:: What you need to do ::
Your task is to give the listing below back word for word, pictures excluded.

:: The records ::
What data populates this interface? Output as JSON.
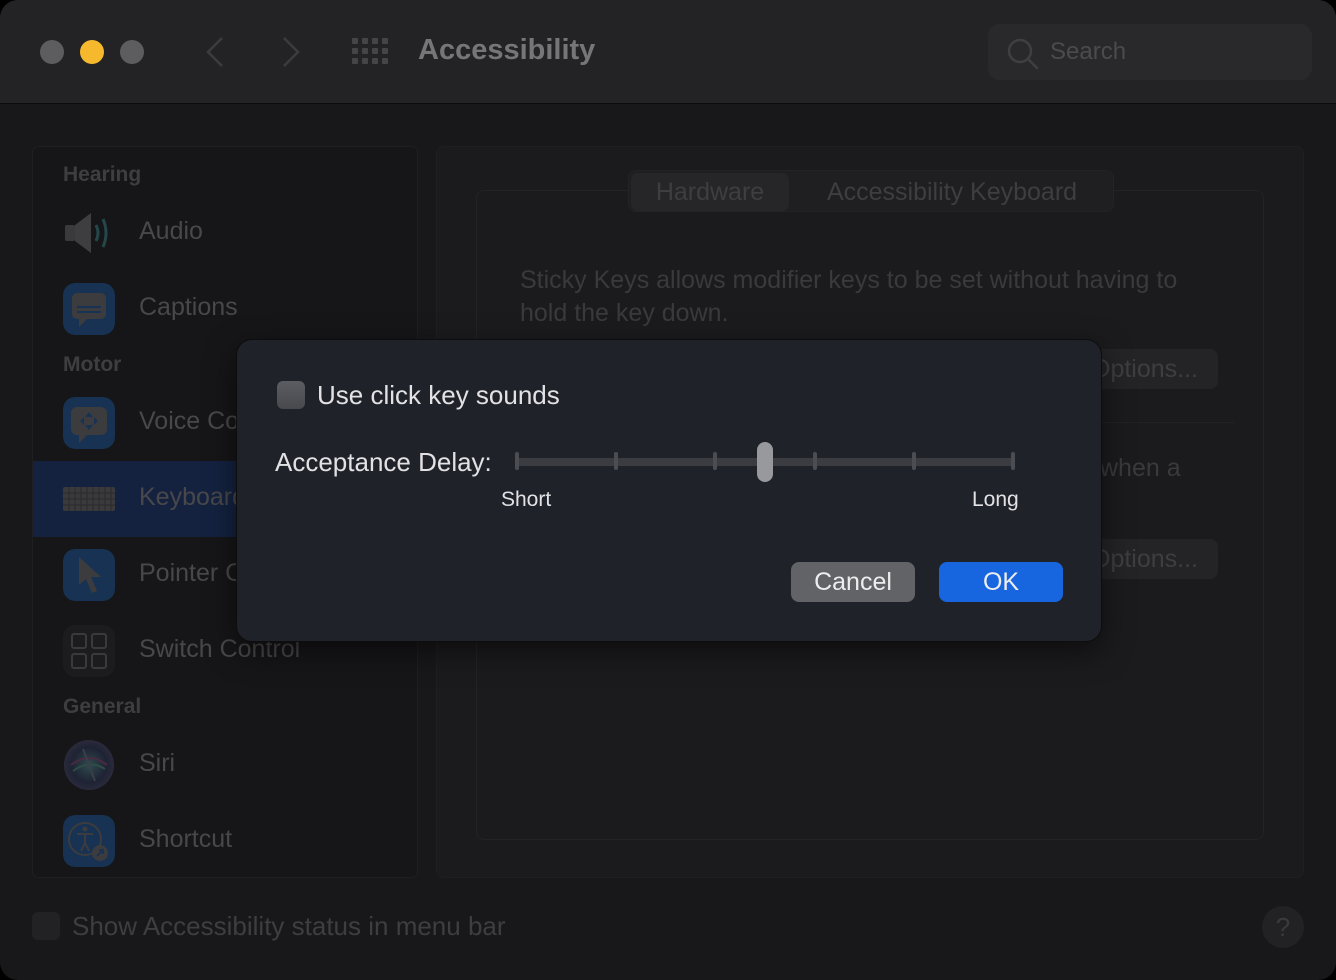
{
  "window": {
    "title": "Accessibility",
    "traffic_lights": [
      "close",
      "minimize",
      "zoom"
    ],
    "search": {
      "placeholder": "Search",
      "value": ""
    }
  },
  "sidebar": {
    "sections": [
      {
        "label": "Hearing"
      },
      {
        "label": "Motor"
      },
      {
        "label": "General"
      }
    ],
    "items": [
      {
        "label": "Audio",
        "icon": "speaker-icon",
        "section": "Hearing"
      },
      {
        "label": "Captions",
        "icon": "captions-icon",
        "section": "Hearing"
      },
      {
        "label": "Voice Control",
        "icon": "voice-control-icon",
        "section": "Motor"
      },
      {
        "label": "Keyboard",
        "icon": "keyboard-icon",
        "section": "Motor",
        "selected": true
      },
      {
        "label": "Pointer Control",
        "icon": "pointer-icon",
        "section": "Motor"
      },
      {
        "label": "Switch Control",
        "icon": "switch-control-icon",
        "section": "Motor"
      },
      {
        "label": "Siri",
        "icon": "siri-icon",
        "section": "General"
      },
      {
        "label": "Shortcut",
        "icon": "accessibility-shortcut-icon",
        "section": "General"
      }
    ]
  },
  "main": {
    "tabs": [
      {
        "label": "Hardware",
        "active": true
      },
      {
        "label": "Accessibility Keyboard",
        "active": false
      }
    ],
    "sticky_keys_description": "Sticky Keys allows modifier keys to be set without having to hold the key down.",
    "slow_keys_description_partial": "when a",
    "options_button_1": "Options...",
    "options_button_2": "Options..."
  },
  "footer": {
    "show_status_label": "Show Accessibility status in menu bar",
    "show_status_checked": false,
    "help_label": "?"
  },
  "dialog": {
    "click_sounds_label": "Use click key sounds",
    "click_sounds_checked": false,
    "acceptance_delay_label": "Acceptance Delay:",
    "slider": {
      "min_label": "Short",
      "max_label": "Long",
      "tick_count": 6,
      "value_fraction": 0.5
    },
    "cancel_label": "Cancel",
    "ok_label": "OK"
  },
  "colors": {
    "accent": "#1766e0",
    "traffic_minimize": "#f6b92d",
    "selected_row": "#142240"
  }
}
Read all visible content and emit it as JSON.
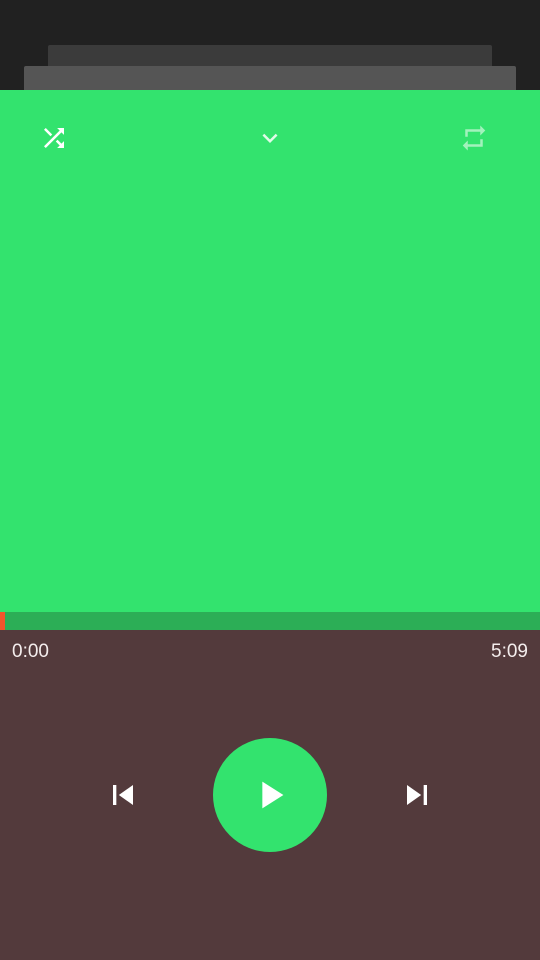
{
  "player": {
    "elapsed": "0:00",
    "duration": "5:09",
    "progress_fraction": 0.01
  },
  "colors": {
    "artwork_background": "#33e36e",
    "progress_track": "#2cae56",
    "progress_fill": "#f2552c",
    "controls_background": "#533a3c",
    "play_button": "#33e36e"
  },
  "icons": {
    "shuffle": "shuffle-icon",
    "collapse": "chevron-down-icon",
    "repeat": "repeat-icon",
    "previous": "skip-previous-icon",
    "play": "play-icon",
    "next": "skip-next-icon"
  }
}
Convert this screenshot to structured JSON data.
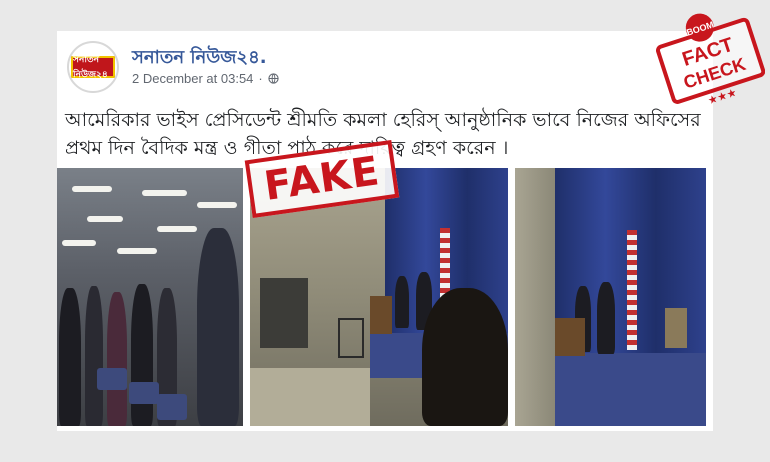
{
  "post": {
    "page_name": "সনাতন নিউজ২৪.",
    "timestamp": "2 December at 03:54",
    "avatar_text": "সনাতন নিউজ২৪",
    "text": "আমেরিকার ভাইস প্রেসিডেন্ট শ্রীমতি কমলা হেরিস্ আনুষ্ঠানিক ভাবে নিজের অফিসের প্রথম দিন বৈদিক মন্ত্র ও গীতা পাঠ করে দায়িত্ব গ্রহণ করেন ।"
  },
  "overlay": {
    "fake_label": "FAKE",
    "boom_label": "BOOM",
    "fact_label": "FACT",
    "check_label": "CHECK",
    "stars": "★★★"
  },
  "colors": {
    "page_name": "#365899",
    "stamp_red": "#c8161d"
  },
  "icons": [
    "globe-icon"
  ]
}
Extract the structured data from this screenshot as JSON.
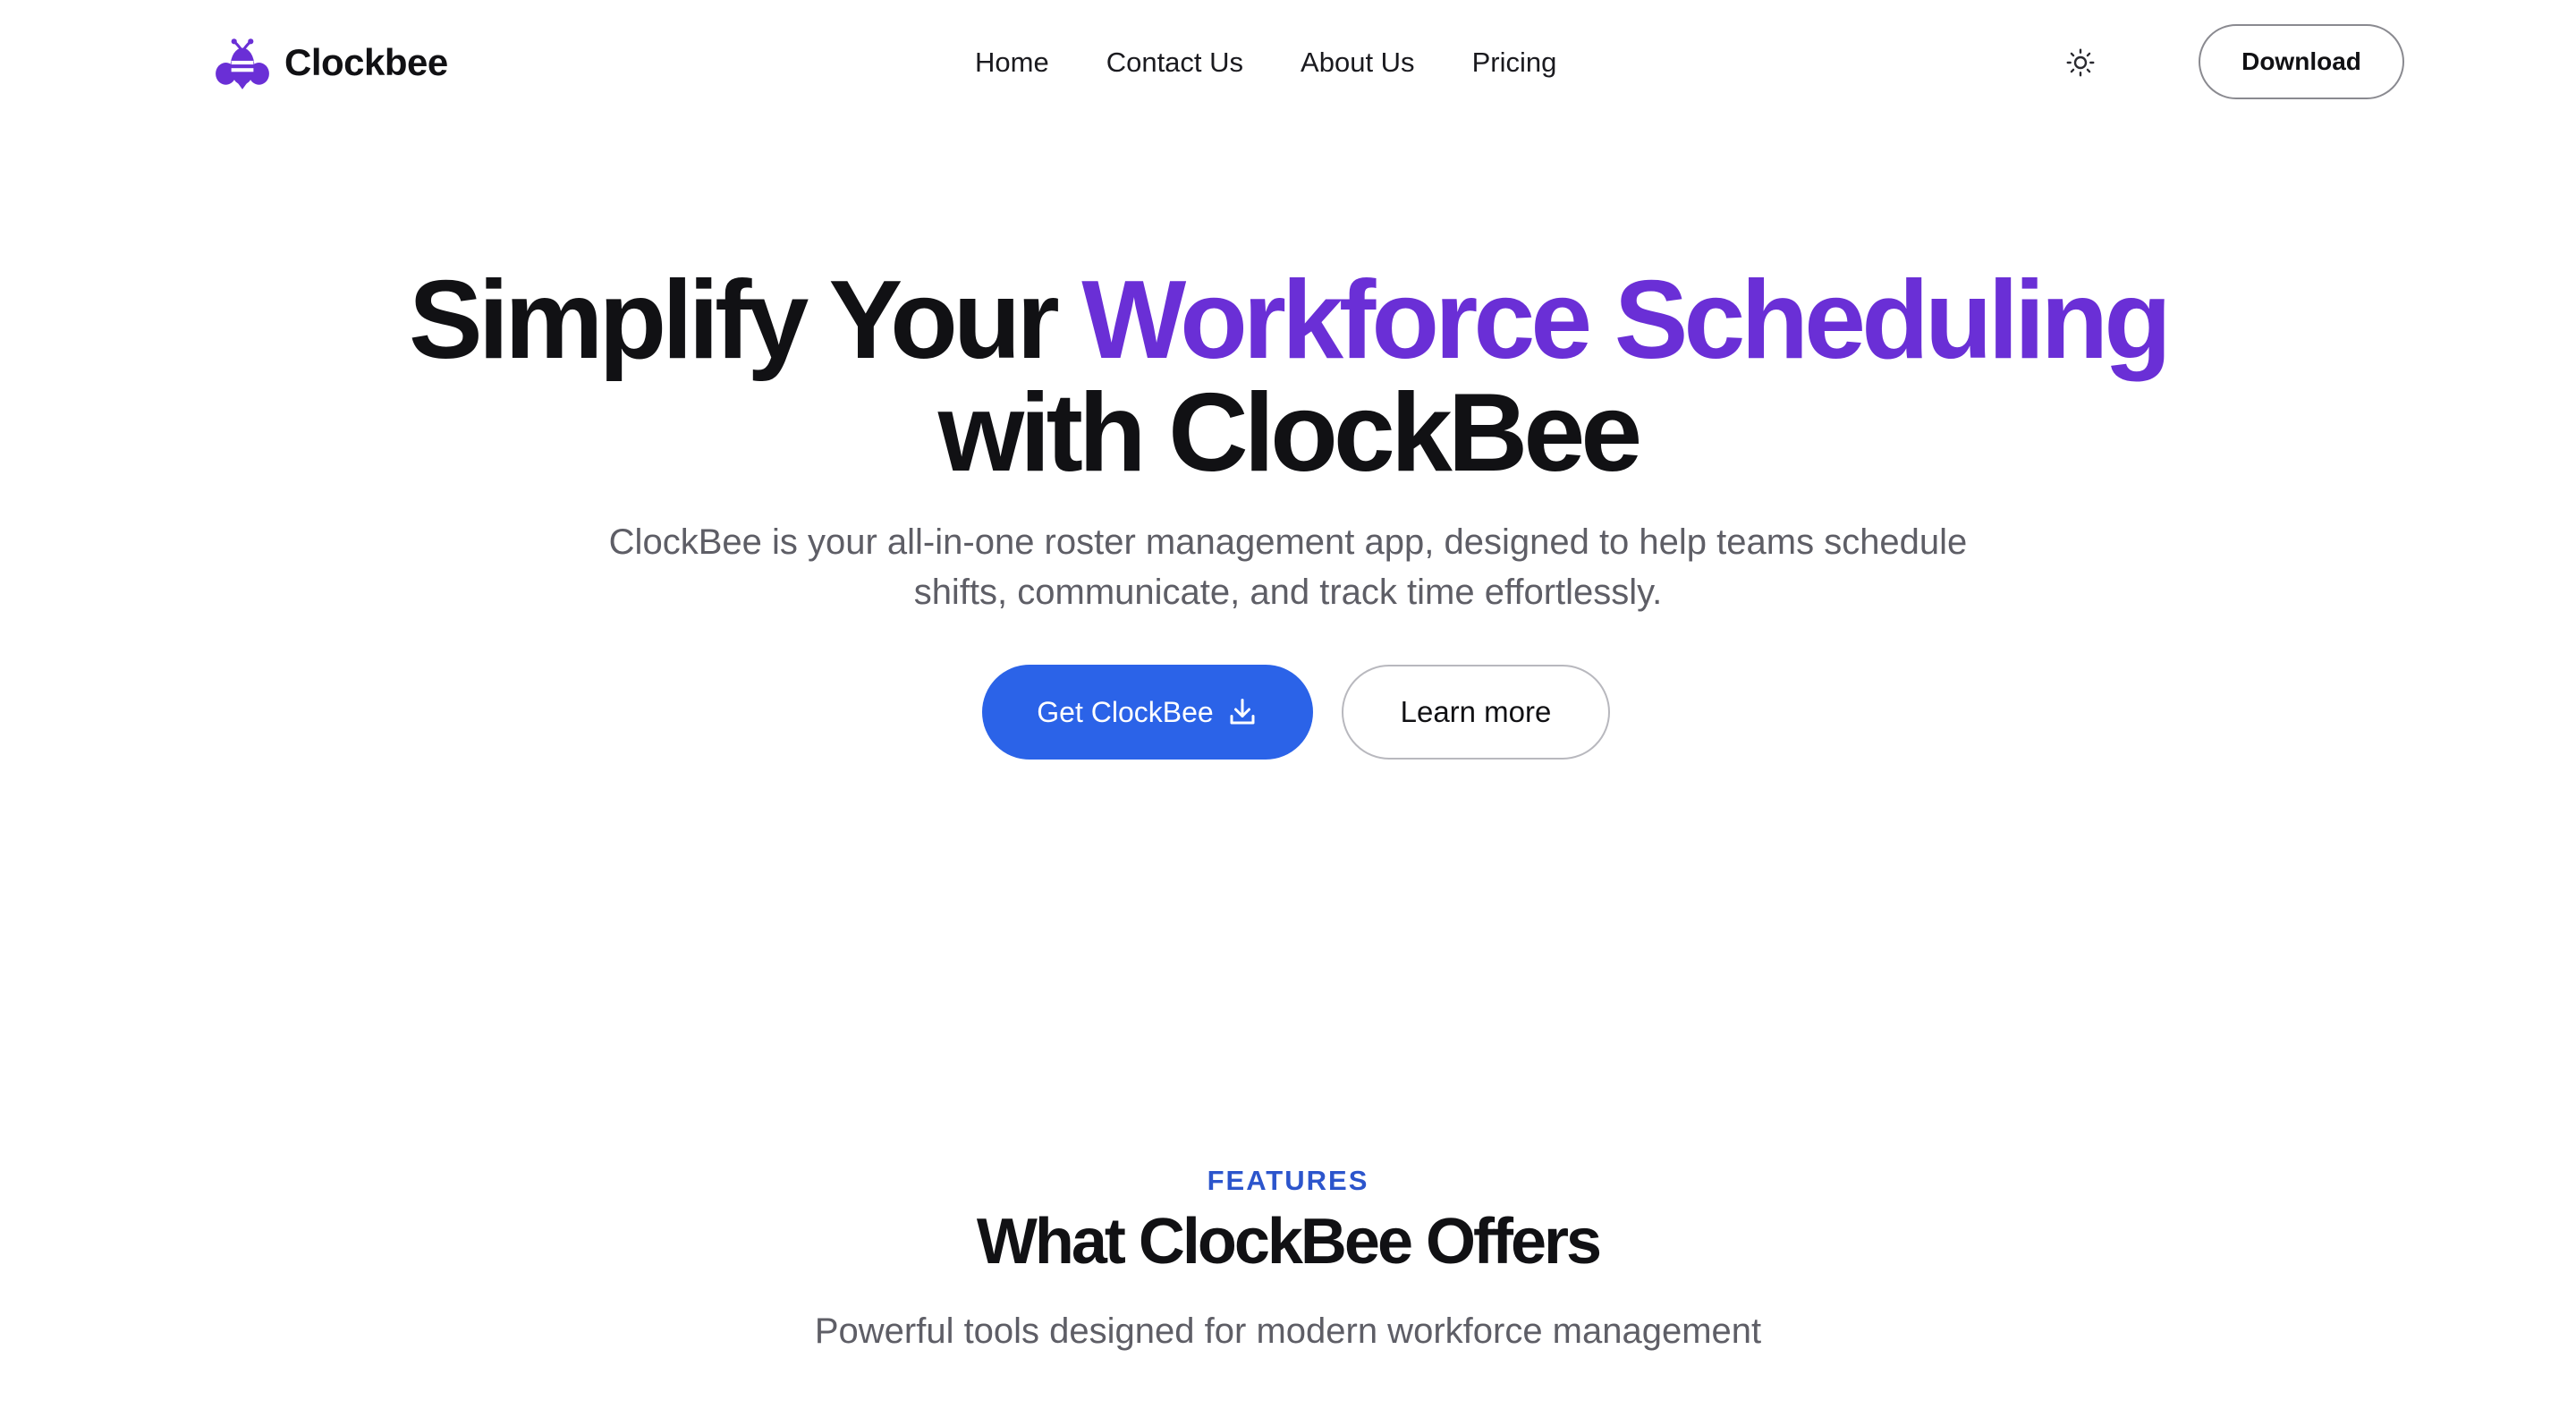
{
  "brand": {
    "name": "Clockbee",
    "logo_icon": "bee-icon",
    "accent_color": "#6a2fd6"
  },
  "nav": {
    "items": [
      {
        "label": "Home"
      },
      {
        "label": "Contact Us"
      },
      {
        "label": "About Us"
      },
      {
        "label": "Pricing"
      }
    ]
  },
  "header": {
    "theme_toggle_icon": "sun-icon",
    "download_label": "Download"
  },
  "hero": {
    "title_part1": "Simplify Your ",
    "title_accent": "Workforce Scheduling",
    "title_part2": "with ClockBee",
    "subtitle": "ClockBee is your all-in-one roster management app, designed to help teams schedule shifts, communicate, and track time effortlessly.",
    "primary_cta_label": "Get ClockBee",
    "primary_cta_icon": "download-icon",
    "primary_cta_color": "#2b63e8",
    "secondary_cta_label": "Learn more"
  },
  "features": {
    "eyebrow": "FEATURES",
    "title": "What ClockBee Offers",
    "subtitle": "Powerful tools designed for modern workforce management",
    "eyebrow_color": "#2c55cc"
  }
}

:: Final result ::
What data populates this interface? Output as JSON.
{
  "window": {
    "title": "Accessibility",
    "traffic_lights": [
      "close",
      "minimize",
      "zoom"
    ],
    "search": {
      "placeholder": "Search",
      "value": ""
    }
  },
  "sidebar": {
    "sections": [
      {
        "label": "Hearing"
      },
      {
        "label": "Motor"
      },
      {
        "label": "General"
      }
    ],
    "items": [
      {
        "label": "Audio",
        "icon": "speaker-icon",
        "section": "Hearing"
      },
      {
        "label": "Captions",
        "icon": "captions-icon",
        "section": "Hearing"
      },
      {
        "label": "Voice Control",
        "icon": "voice-control-icon",
        "section": "Motor"
      },
      {
        "label": "Keyboard",
        "icon": "keyboard-icon",
        "section": "Motor",
        "selected": true
      },
      {
        "label": "Pointer Control",
        "icon": "pointer-icon",
        "section": "Motor"
      },
      {
        "label": "Switch Control",
        "icon": "switch-control-icon",
        "section": "Motor"
      },
      {
        "label": "Siri",
        "icon": "siri-icon",
        "section": "General"
      },
      {
        "label": "Shortcut",
        "icon": "accessibility-shortcut-icon",
        "section": "General"
      }
    ]
  },
  "main": {
    "tabs": [
      {
        "label": "Hardware",
        "active": true
      },
      {
        "label": "Accessibility Keyboard",
        "active": false
      }
    ],
    "sticky_keys_description": "Sticky Keys allows modifier keys to be set without having to hold the key down.",
    "slow_keys_description_partial": "when a",
    "options_button_1": "Options...",
    "options_button_2": "Options..."
  },
  "footer": {
    "show_status_label": "Show Accessibility status in menu bar",
    "show_status_checked": false,
    "help_label": "?"
  },
  "dialog": {
    "click_sounds_label": "Use click key sounds",
    "click_sounds_checked": false,
    "acceptance_delay_label": "Acceptance Delay:",
    "slider": {
      "min_label": "Short",
      "max_label": "Long",
      "tick_count": 6,
      "value_fraction": 0.5
    },
    "cancel_label": "Cancel",
    "ok_label": "OK"
  },
  "colors": {
    "accent": "#1766e0",
    "traffic_minimize": "#f6b92d",
    "selected_row": "#142240"
  }
}
Read all visible content and emit it as JSON.
{
  "player": {
    "elapsed": "0:00",
    "duration": "5:09",
    "progress_fraction": 0.01
  },
  "colors": {
    "artwork_background": "#33e36e",
    "progress_track": "#2cae56",
    "progress_fill": "#f2552c",
    "controls_background": "#533a3c",
    "play_button": "#33e36e"
  },
  "icons": {
    "shuffle": "shuffle-icon",
    "collapse": "chevron-down-icon",
    "repeat": "repeat-icon",
    "previous": "skip-previous-icon",
    "play": "play-icon",
    "next": "skip-next-icon"
  }
}
Convert this screenshot to structured JSON data.
{
  "post": {
    "page_name": "সনাতন নিউজ২৪.",
    "timestamp": "2 December at 03:54",
    "avatar_text": "সনাতন নিউজ২৪",
    "text": "আমেরিকার ভাইস প্রেসিডেন্ট শ্রীমতি কমলা হেরিস্ আনুষ্ঠানিক ভাবে নিজের অফিসের প্রথম দিন বৈদিক মন্ত্র ও গীতা পাঠ করে দায়িত্ব গ্রহণ করেন ।"
  },
  "overlay": {
    "fake_label": "FAKE",
    "boom_label": "BOOM",
    "fact_label": "FACT",
    "check_label": "CHECK",
    "stars": "★★★"
  },
  "colors": {
    "page_name": "#365899",
    "stamp_red": "#c8161d"
  },
  "icons": [
    "globe-icon"
  ]
}
Extract the structured data from this screenshot as JSON.
{
  "brand": {
    "name": "Clockbee",
    "logo_icon": "bee-icon",
    "accent_color": "#6a2fd6"
  },
  "nav": {
    "items": [
      {
        "label": "Home"
      },
      {
        "label": "Contact Us"
      },
      {
        "label": "About Us"
      },
      {
        "label": "Pricing"
      }
    ]
  },
  "header": {
    "theme_toggle_icon": "sun-icon",
    "download_label": "Download"
  },
  "hero": {
    "title_part1": "Simplify Your ",
    "title_accent": "Workforce Scheduling",
    "title_part2": "with ClockBee",
    "subtitle": "ClockBee is your all-in-one roster management app, designed to help teams schedule shifts, communicate, and track time effortlessly.",
    "primary_cta_label": "Get ClockBee",
    "primary_cta_icon": "download-icon",
    "primary_cta_color": "#2b63e8",
    "secondary_cta_label": "Learn more"
  },
  "features": {
    "eyebrow": "FEATURES",
    "title": "What ClockBee Offers",
    "subtitle": "Powerful tools designed for modern workforce management",
    "eyebrow_color": "#2c55cc"
  }
}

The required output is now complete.